Would you repeat the listing exactly but omit every picture?

(Entries taken from a collection)
....

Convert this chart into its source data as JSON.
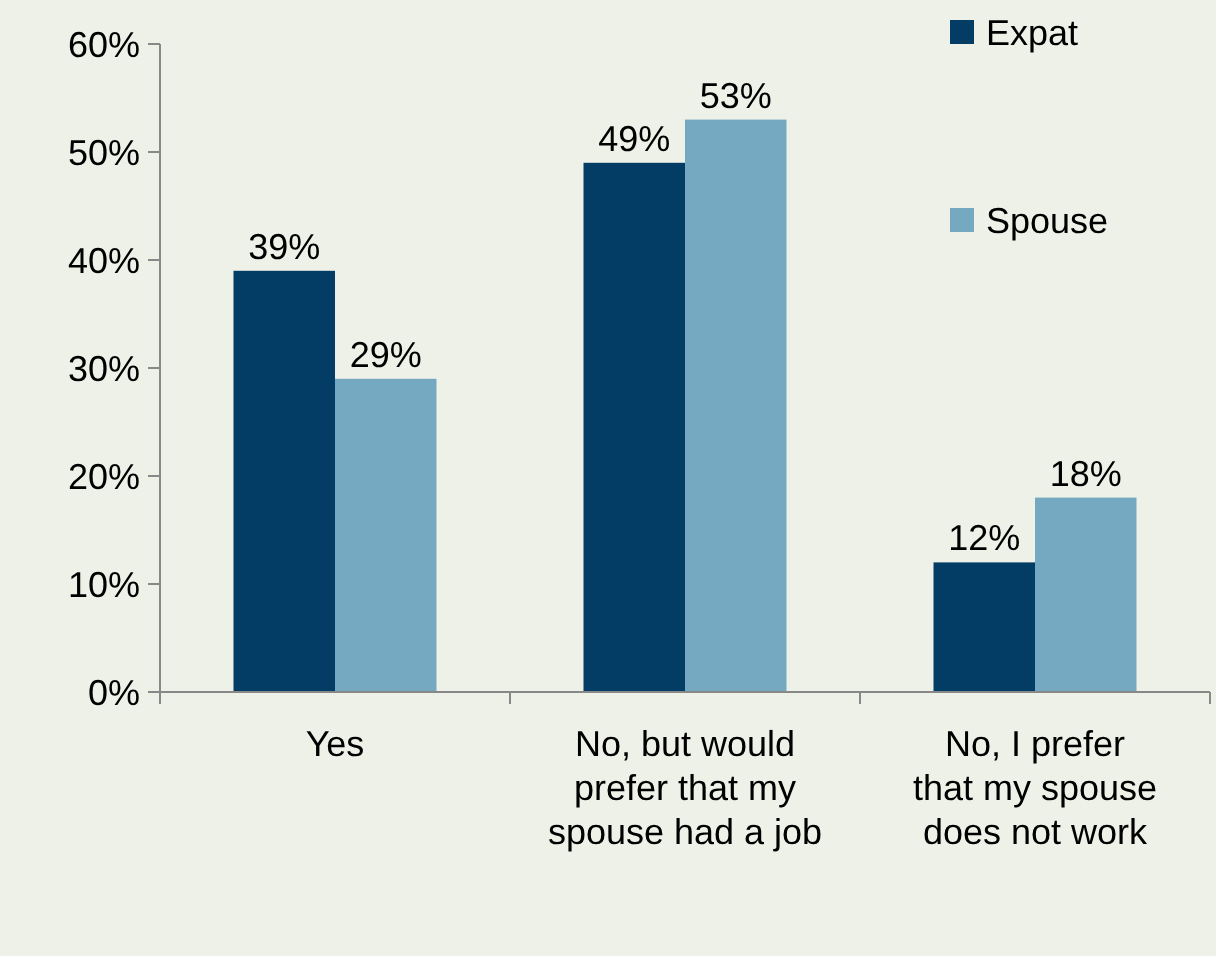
{
  "chart_data": {
    "type": "bar",
    "categories": [
      "Yes",
      "No, but would prefer that my spouse had a job",
      "No, I prefer that my spouse does not work"
    ],
    "series": [
      {
        "name": "Expat",
        "color": "#033c64",
        "values": [
          39,
          49,
          12
        ],
        "value_labels": [
          "39%",
          "49%",
          "12%"
        ]
      },
      {
        "name": "Spouse",
        "color": "#74a9c1",
        "values": [
          29,
          53,
          18
        ],
        "value_labels": [
          "29%",
          "53%",
          "18%"
        ]
      }
    ],
    "ylim": [
      0,
      60
    ],
    "yticks": [
      {
        "value": 0,
        "label": "0%"
      },
      {
        "value": 10,
        "label": "10%"
      },
      {
        "value": 20,
        "label": "20%"
      },
      {
        "value": 30,
        "label": "30%"
      },
      {
        "value": 40,
        "label": "40%"
      },
      {
        "value": 50,
        "label": "50%"
      },
      {
        "value": 60,
        "label": "60%"
      }
    ],
    "legend": "top right"
  }
}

....

**COMPLETED EXERCISE**
Convert this chart into its source data as JSON.
{
  "chart_data": {
    "type": "bar",
    "categories": [
      "Yes",
      "No, but would prefer that my spouse had a job",
      "No, I prefer that my spouse does not work"
    ],
    "series": [
      {
        "name": "Expat",
        "color": "#033c64",
        "values": [
          39,
          49,
          12
        ],
        "value_labels": [
          "39%",
          "49%",
          "12%"
        ]
      },
      {
        "name": "Spouse",
        "color": "#74a9c1",
        "values": [
          29,
          53,
          18
        ],
        "value_labels": [
          "29%",
          "53%",
          "18%"
        ]
      }
    ],
    "ylim": [
      0,
      60
    ],
    "yticks": [
      {
        "value": 0,
        "label": "0%"
      },
      {
        "value": 10,
        "label": "10%"
      },
      {
        "value": 20,
        "label": "20%"
      },
      {
        "value": 30,
        "label": "30%"
      },
      {
        "value": 40,
        "label": "40%"
      },
      {
        "value": 50,
        "label": "50%"
      },
      {
        "value": 60,
        "label": "60%"
      }
    ],
    "legend": "top right"
  }
}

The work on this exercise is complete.